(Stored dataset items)

Start

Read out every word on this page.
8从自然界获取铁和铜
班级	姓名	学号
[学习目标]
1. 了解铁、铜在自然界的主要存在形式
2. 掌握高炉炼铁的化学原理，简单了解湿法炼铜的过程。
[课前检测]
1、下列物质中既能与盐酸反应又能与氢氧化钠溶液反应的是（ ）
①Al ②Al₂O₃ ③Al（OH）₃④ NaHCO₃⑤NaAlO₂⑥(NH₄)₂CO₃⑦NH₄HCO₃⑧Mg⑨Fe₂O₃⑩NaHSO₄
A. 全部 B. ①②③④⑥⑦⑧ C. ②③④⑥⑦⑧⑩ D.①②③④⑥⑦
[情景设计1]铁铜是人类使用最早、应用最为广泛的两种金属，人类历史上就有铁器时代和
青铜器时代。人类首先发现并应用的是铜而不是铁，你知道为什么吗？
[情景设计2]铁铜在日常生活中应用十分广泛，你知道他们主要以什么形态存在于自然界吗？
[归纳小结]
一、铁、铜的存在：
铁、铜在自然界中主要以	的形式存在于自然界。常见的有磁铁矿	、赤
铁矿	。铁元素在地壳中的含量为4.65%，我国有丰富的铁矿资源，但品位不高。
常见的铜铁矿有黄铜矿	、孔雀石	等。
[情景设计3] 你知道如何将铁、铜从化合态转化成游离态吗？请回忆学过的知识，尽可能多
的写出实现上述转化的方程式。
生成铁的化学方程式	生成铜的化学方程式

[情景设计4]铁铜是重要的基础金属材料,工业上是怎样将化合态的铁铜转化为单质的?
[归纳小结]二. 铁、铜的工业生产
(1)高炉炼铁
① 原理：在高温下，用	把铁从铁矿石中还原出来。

End

** Your objective **
Please repeat the listing exactly, with nothing left out.

** Task response **
Read out every word on this page.
8从自然界获取铁和铜
班级	姓名	学号
[学习目标]
1. 了解铁、铜在自然界的主要存在形式
2. 掌握高炉炼铁的化学原理，简单了解湿法炼铜的过程。
[课前检测]
1、下列物质中既能与盐酸反应又能与氢氧化钠溶液反应的是（ ）
①Al ②Al₂O₃ ③Al（OH）₃④ NaHCO₃⑤NaAlO₂⑥(NH₄)₂CO₃⑦NH₄HCO₃⑧Mg⑨Fe₂O₃⑩NaHSO₄
A. 全部 B. ①②③④⑥⑦⑧ C. ②③④⑥⑦⑧⑩ D.①②③④⑥⑦
[情景设计1]铁铜是人类使用最早、应用最为广泛的两种金属，人类历史上就有铁器时代和
青铜器时代。人类首先发现并应用的是铜而不是铁，你知道为什么吗？
[情景设计2]铁铜在日常生活中应用十分广泛，你知道他们主要以什么形态存在于自然界吗？
[归纳小结]
一、铁、铜的存在：
铁、铜在自然界中主要以	的形式存在于自然界。常见的有磁铁矿	、赤
铁矿	。铁元素在地壳中的含量为4.65%，我国有丰富的铁矿资源，但品位不高。
常见的铜铁矿有黄铜矿	、孔雀石	等。
[情景设计3] 你知道如何将铁、铜从化合态转化成游离态吗？请回忆学过的知识，尽可能多
的写出实现上述转化的方程式。
生成铁的化学方程式	生成铜的化学方程式

[情景设计4]铁铜是重要的基础金属材料,工业上是怎样将化合态的铁铜转化为单质的?
[归纳小结]二. 铁、铜的工业生产
(1)高炉炼铁
① 原理：在高温下，用	把铁从铁矿石中还原出来。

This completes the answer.